TEXT UNDER STUDY START
Posts in the “technology” category

AlphaGo Zero whips AlphaGo, 100-0

NPR reports that a new version of Google’s AlphaGo Zero software became a Go master by learning to play the game only by playing itself, i.e., only by using reinforcement learning (as opposed to supervised learning). Per the report in Nature.com, “AlphaGo Zero achieved superhuman performance, winning 100–0 against the previously published, champion-defeating AlphaGo.”

Amazon Echo Show

Amazon’s Echo Show is pretty cool, the closest thing I’ve seen yet to what I had in mind with SARAH. (Because I started with a display, it was hard for me to imagine using a device like this without a screen.)

Netflix Christmas movie recommendations

Netflix movie recommendations often leave me scratching my head, but in this list of Christmas movie recommendations, one of these things is not like the others.

iPhone 8 vs Intel Core i5 web performance

With Twitter being Twitter, I saw this image there, and now I can’t find it again. But it shows that the new iPhone 8 is significantly faster at rendering a cnn.com page.

Actually, since I can’t find the original source, I don’t know if they both rendered mobile web pages, or whether they tried several times to make sure it wasn’t just a hiccup. But seeing that the architecture in a little phone can come anywhere near the performance of a desktop/laptop processor that’s still being sold makes one wonder about the future.

Update: I think this was the original source of the image.

Donations or micropayments to support professional journalism

I thought it was great that you can donate any dollar amount you want to The Guardian to support professional journalism. I wrote the New York Times and Washington Post and said I don’t read their content enough to justify a subscription, and asked if I could either donate to them or use some form of micropayments, but they both wrote back to say they only offer (more expensive) subscriptions.

Update: Someone wrote on Twitter to note that these are for-profit organizations and therefore they can’t take donations. That’s not true, but even if they didn’t want to accept donations, they could offer micropayments or lower-cost subscriptions for a limited number of page views.
TEXT UNDER STUDY END
Transcribe the part of the technology posts that starts at "Update: I think" and ends at "(more expensive) subscriptions.".
RECORD EXCERPTS START
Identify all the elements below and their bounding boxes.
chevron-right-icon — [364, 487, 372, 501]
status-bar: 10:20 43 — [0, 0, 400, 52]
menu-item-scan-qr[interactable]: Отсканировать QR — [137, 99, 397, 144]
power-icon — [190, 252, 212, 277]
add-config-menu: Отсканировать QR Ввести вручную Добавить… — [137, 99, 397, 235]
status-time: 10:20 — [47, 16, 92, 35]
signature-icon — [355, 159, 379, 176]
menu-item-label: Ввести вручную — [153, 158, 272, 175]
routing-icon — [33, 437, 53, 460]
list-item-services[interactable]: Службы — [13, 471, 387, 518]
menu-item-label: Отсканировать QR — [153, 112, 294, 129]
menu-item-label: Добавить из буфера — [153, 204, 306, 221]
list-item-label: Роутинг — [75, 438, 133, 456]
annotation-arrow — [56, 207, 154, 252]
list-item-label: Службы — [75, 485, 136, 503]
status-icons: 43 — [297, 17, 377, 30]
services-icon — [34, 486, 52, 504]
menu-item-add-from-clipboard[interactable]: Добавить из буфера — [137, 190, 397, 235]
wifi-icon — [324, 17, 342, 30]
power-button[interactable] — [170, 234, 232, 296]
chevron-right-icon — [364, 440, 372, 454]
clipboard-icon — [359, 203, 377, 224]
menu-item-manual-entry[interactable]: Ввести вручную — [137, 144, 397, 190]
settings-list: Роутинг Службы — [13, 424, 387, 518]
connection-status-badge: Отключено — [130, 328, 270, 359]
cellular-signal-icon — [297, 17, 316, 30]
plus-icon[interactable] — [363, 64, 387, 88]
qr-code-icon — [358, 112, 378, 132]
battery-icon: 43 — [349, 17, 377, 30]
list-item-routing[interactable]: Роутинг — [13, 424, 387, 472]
RECORD EXCERPTS END
◆ SOLVED PROBLEM
Update: I think this was the original source of the image.

Donations or micropayments to support professional journalism

I thought it was great that you can donate any dollar amount you want to The Guardian to support professional journalism. I wrote the New York Times and Washington Post and said I don’t read their content enough to justify a subscription, and asked if I could either donate to them or use some form of micropayments, but they both wrote back to say they only offer (more expensive) subscriptions.